**PROBLEM TO WORK ON**
Copy everything in the data below exactly except the pictures.

**RECORD LIST**
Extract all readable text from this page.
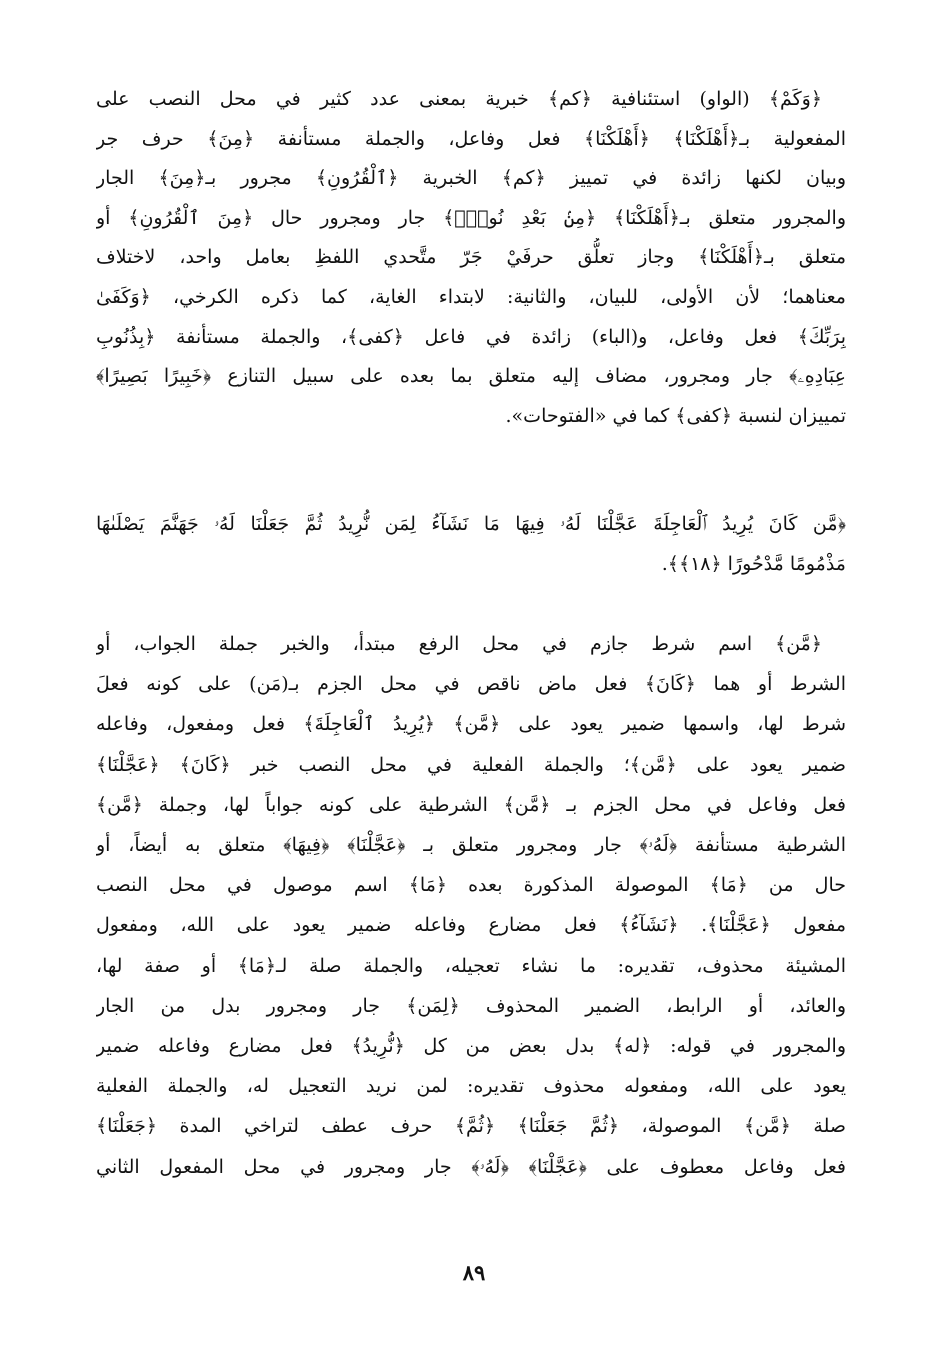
﴿وَكَمْ﴾ (الواو) استئنافية ﴿كم﴾ خبرية بمعنى عدد كثير في محل النصب على
المفعولية بـ﴿أَهْلَكْنَا﴾ ﴿أَهْلَكْنَا﴾ فعل وفاعل، والجملة مستأنفة ﴿مِنَ﴾ حرف جر
وبيان لكنها زائدة في تمييز ﴿كم﴾ الخبرية ﴿ٱلْقُرُونِ﴾ مجرور بـ﴿مِنَ﴾ الجار
والمجرور متعلق بـ﴿أَهْلَكْنَا﴾ ﴿مِنۢ بَعْدِ نُوحٍۗ﴾ جار ومجرور حال ﴿مِنَ ٱلْقُرُونِ﴾ أو
متعلق بـ﴿أَهْلَكْنَا﴾ وجاز تعلُّق حرفَيْ جَرّ متَّحدي اللفظِ بعامل واحد، لاختلاف
معناهما؛ لأن الأولى، للبيان، والثانية: لابتداء الغاية، كما ذكره الكرخي، ﴿وَكَفَىٰ
بِرَبِّكَ﴾ فعل وفاعل، و(الباء) زائدة في فاعل ﴿كفى﴾، والجملة مستأنفة ﴿بِذُنُوبِ
عِبَادِهِۦ﴾ جار ومجرور، مضاف إليه متعلق بما بعده على سبيل التنازع ﴿خَبِيرًا بَصِيرًا﴾
تمييزان لنسبة ﴿كفى﴾ كما في «الفتوحات».

﴿مَّن كَانَ يُرِيدُ ٱلْعَاجِلَةَ عَجَّلْنَا لَهُۥ فِيهَا مَا نَشَآءُ لِمَن نُّرِيدُ ثُمَّ جَعَلْنَا لَهُۥ جَهَنَّمَ يَصْلَىٰهَا
مَذْمُومًا مَّدْحُورًا ﴿١٨﴾﴾.

﴿مَّن﴾ اسم شرط جازم في محل الرفع مبتدأ، والخبر جملة الجواب، أو
الشرط أو هما ﴿كَانَ﴾ فعل ماض ناقص في محل الجزم بـ(مَن) على كونه فعلَ
شرط لها، واسمها ضمير يعود على ﴿مَّن﴾ ﴿يُرِيدُ ٱلْعَاجِلَةَ﴾ فعل ومفعول، وفاعله
ضمير يعود على ﴿مَّن﴾؛ والجملة الفعلية في محل النصب خبر ﴿كَانَ﴾ ﴿عَجَّلْنَا﴾
فعل وفاعل في محل الجزم بـ ﴿مَّن﴾ الشرطية على كونه جواباً لها، وجملة ﴿مَّن﴾
الشرطية مستأنفة ﴿لَهُۥ﴾ جار ومجرور متعلق بـ ﴿عَجَّلْنَا﴾ ﴿فِيهَا﴾ متعلق به أيضاً، أو
حال من ﴿مَا﴾ الموصولة المذكورة بعده ﴿مَا﴾ اسم موصول في محل النصب
مفعول ﴿عَجَّلْنَا﴾. ﴿نَشَآءُ﴾ فعل مضارع وفاعله ضمير يعود على الله، ومفعول
المشيئة محذوف، تقديره: ما نشاء تعجيله، والجملة صلة لـ﴿مَا﴾ أو صفة لها،
والعائد، أو الرابط، الضمير المحذوف ﴿لِمَن﴾ جار ومجرور بدل من الجار
والمجرور في قوله: ﴿له﴾ بدل بعض من كل ﴿نُّرِيدُ﴾ فعل مضارع وفاعله ضمير
يعود على الله، ومفعوله محذوف تقديره: لمن نريد التعجيل له، والجملة الفعلية
صلة ﴿مَّن﴾ الموصولة، ﴿ثُمَّ جَعَلْنَا﴾ ﴿ثُمَّ﴾ حرف عطف لتراخي المدة ﴿جَعَلْنَا﴾
فعل وفاعل معطوف على ﴿عَجَّلْنَا﴾ ﴿لَهُۥ﴾ جار ومجرور في محل المفعول الثاني

٨٩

**EXERCISE OUTPUT**
Extract all readable text from this page.
﴿وَكَمْ﴾ (الواو) استئنافية ﴿كم﴾ خبرية بمعنى عدد كثير في محل النصب على
المفعولية بـ﴿أَهْلَكْنَا﴾ ﴿أَهْلَكْنَا﴾ فعل وفاعل، والجملة مستأنفة ﴿مِنَ﴾ حرف جر
وبيان لكنها زائدة في تمييز ﴿كم﴾ الخبرية ﴿ٱلْقُرُونِ﴾ مجرور بـ﴿مِنَ﴾ الجار
والمجرور متعلق بـ﴿أَهْلَكْنَا﴾ ﴿مِنۢ بَعْدِ نُوحٍۗ﴾ جار ومجرور حال ﴿مِنَ ٱلْقُرُونِ﴾ أو
متعلق بـ﴿أَهْلَكْنَا﴾ وجاز تعلُّق حرفَيْ جَرّ متَّحدي اللفظِ بعامل واحد، لاختلاف
معناهما؛ لأن الأولى، للبيان، والثانية: لابتداء الغاية، كما ذكره الكرخي، ﴿وَكَفَىٰ
بِرَبِّكَ﴾ فعل وفاعل، و(الباء) زائدة في فاعل ﴿كفى﴾، والجملة مستأنفة ﴿بِذُنُوبِ
عِبَادِهِۦ﴾ جار ومجرور، مضاف إليه متعلق بما بعده على سبيل التنازع ﴿خَبِيرًا بَصِيرًا﴾
تمييزان لنسبة ﴿كفى﴾ كما في «الفتوحات».

﴿مَّن كَانَ يُرِيدُ ٱلْعَاجِلَةَ عَجَّلْنَا لَهُۥ فِيهَا مَا نَشَآءُ لِمَن نُّرِيدُ ثُمَّ جَعَلْنَا لَهُۥ جَهَنَّمَ يَصْلَىٰهَا
مَذْمُومًا مَّدْحُورًا ﴿١٨﴾﴾.

﴿مَّن﴾ اسم شرط جازم في محل الرفع مبتدأ، والخبر جملة الجواب، أو
الشرط أو هما ﴿كَانَ﴾ فعل ماض ناقص في محل الجزم بـ(مَن) على كونه فعلَ
شرط لها، واسمها ضمير يعود على ﴿مَّن﴾ ﴿يُرِيدُ ٱلْعَاجِلَةَ﴾ فعل ومفعول، وفاعله
ضمير يعود على ﴿مَّن﴾؛ والجملة الفعلية في محل النصب خبر ﴿كَانَ﴾ ﴿عَجَّلْنَا﴾
فعل وفاعل في محل الجزم بـ ﴿مَّن﴾ الشرطية على كونه جواباً لها، وجملة ﴿مَّن﴾
الشرطية مستأنفة ﴿لَهُۥ﴾ جار ومجرور متعلق بـ ﴿عَجَّلْنَا﴾ ﴿فِيهَا﴾ متعلق به أيضاً، أو
حال من ﴿مَا﴾ الموصولة المذكورة بعده ﴿مَا﴾ اسم موصول في محل النصب
مفعول ﴿عَجَّلْنَا﴾. ﴿نَشَآءُ﴾ فعل مضارع وفاعله ضمير يعود على الله، ومفعول
المشيئة محذوف، تقديره: ما نشاء تعجيله، والجملة صلة لـ﴿مَا﴾ أو صفة لها،
والعائد، أو الرابط، الضمير المحذوف ﴿لِمَن﴾ جار ومجرور بدل من الجار
والمجرور في قوله: ﴿له﴾ بدل بعض من كل ﴿نُّرِيدُ﴾ فعل مضارع وفاعله ضمير
يعود على الله، ومفعوله محذوف تقديره: لمن نريد التعجيل له، والجملة الفعلية
صلة ﴿مَّن﴾ الموصولة، ﴿ثُمَّ جَعَلْنَا﴾ ﴿ثُمَّ﴾ حرف عطف لتراخي المدة ﴿جَعَلْنَا﴾
فعل وفاعل معطوف على ﴿عَجَّلْنَا﴾ ﴿لَهُۥ﴾ جار ومجرور في محل المفعول الثاني

٨٩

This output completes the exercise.